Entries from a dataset
::::

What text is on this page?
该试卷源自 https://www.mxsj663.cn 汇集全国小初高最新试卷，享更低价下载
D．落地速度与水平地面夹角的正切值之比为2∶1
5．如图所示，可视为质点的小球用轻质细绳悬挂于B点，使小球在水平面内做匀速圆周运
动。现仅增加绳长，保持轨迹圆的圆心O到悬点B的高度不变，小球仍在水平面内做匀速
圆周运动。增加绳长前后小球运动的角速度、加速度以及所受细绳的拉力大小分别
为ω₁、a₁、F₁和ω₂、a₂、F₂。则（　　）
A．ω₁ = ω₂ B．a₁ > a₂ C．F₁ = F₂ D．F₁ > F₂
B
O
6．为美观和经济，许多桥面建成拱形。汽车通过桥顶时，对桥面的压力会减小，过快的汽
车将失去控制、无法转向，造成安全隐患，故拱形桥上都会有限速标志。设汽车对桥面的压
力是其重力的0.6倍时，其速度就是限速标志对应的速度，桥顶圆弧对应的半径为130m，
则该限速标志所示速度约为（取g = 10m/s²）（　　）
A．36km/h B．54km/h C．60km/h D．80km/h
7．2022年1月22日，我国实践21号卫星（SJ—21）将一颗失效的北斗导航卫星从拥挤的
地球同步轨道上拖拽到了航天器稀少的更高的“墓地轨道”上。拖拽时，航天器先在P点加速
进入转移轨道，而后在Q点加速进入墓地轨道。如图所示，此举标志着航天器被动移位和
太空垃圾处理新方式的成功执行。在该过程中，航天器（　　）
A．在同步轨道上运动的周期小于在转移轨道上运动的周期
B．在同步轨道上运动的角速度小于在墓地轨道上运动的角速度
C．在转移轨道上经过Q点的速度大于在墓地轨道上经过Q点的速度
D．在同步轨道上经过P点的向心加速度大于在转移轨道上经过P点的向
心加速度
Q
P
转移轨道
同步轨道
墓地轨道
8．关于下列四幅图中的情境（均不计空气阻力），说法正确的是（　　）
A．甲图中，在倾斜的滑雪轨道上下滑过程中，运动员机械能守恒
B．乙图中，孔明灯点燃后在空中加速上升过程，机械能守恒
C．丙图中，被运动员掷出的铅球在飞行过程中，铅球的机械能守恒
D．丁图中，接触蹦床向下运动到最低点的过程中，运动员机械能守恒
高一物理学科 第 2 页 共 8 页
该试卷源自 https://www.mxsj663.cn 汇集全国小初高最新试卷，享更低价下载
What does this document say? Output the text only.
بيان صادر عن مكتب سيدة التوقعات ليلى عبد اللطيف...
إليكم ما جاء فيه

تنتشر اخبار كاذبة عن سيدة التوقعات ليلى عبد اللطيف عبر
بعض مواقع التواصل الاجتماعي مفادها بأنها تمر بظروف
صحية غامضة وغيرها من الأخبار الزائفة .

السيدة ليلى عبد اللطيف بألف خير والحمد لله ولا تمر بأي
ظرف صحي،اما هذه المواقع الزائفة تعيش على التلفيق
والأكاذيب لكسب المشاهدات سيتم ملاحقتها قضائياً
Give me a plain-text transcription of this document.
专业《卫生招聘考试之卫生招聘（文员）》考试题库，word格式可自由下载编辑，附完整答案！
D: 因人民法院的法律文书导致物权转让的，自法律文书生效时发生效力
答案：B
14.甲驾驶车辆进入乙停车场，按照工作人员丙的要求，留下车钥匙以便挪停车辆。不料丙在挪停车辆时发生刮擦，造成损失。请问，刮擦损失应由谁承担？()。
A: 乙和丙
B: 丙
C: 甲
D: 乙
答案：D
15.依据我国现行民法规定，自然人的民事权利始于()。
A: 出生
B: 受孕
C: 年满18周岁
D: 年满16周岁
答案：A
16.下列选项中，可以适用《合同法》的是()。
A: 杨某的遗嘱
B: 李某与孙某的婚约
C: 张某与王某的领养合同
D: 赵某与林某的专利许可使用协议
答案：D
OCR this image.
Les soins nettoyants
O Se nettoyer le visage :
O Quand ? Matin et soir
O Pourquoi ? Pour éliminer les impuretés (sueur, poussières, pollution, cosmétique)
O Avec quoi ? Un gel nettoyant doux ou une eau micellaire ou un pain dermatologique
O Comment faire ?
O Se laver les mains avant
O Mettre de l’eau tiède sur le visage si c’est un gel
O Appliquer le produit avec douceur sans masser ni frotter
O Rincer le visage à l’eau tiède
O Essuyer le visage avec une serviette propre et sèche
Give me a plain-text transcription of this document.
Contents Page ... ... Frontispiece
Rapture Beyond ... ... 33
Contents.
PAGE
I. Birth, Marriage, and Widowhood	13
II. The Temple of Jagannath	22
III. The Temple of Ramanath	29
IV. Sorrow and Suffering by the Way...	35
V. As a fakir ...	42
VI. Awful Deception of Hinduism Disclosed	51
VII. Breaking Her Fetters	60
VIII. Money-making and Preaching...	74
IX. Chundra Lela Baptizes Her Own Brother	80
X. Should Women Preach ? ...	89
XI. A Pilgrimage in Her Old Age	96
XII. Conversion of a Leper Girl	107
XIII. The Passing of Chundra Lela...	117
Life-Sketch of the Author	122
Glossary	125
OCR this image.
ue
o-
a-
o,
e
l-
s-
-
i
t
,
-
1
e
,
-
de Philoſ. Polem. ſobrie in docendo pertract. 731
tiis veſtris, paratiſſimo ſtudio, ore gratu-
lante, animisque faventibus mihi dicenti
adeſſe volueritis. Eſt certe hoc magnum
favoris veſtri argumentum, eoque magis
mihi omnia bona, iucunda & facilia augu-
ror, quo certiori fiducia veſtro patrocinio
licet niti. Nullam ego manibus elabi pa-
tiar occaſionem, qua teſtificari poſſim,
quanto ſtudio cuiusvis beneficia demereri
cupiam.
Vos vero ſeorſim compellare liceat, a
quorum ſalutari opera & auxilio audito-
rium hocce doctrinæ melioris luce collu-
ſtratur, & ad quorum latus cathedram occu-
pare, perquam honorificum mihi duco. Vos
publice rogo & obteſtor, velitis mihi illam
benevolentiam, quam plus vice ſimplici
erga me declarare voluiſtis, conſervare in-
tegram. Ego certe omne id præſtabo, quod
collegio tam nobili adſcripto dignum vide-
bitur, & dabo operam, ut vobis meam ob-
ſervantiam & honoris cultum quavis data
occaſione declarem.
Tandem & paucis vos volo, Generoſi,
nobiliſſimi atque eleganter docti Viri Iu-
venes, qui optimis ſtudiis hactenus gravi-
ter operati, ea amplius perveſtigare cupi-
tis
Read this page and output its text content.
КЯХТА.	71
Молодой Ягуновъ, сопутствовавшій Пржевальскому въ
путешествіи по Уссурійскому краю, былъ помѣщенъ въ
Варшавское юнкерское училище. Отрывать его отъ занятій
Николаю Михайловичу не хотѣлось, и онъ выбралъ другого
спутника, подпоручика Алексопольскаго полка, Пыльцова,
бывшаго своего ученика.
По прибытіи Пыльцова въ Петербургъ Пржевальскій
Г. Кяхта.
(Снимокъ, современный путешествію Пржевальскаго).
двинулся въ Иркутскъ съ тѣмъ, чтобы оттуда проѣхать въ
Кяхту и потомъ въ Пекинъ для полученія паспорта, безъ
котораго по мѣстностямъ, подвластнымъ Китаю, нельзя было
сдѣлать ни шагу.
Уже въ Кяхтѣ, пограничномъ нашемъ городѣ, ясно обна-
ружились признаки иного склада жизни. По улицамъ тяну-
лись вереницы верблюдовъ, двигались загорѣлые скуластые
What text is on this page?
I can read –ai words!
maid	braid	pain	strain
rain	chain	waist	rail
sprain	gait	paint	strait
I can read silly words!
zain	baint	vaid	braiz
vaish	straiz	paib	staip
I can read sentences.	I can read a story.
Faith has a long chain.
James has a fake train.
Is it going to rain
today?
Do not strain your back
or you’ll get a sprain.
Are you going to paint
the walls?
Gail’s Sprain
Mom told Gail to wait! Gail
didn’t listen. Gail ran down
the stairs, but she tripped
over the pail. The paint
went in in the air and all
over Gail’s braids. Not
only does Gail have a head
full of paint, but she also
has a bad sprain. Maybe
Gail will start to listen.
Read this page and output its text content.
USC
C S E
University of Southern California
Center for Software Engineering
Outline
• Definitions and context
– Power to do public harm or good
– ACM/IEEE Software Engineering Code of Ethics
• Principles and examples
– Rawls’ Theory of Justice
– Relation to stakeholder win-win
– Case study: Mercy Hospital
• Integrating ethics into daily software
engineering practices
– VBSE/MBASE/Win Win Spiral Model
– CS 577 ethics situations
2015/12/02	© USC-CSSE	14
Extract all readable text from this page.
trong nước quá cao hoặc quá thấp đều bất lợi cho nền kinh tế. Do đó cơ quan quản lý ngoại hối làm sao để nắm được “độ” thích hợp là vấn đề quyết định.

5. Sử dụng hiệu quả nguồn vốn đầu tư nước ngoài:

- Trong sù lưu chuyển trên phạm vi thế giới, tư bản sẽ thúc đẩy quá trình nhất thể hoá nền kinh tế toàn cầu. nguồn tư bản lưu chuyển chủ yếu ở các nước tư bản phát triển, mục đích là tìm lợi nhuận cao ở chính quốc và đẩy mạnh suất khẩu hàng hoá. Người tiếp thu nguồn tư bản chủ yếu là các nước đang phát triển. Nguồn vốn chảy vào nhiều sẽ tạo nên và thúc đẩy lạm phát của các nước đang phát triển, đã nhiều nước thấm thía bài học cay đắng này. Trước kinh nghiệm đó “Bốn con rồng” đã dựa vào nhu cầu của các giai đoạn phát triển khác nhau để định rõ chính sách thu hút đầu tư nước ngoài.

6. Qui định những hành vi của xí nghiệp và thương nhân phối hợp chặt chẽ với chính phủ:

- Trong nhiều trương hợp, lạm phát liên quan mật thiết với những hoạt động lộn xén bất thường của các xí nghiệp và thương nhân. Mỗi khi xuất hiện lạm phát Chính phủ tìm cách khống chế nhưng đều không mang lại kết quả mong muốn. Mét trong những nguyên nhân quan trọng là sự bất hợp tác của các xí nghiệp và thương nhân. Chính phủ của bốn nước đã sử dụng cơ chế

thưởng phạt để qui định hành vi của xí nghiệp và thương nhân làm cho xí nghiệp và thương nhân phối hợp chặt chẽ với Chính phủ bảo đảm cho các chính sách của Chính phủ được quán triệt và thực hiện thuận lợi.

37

::::

Wherever "Пыльцова" shows up in a line, copy that line.

* _TASK RESULT_
спутника, подпоручика Алексопольскаго полка, Пыльцова,
По прибытіи Пыльцова въ Петербургъ Пржевальскій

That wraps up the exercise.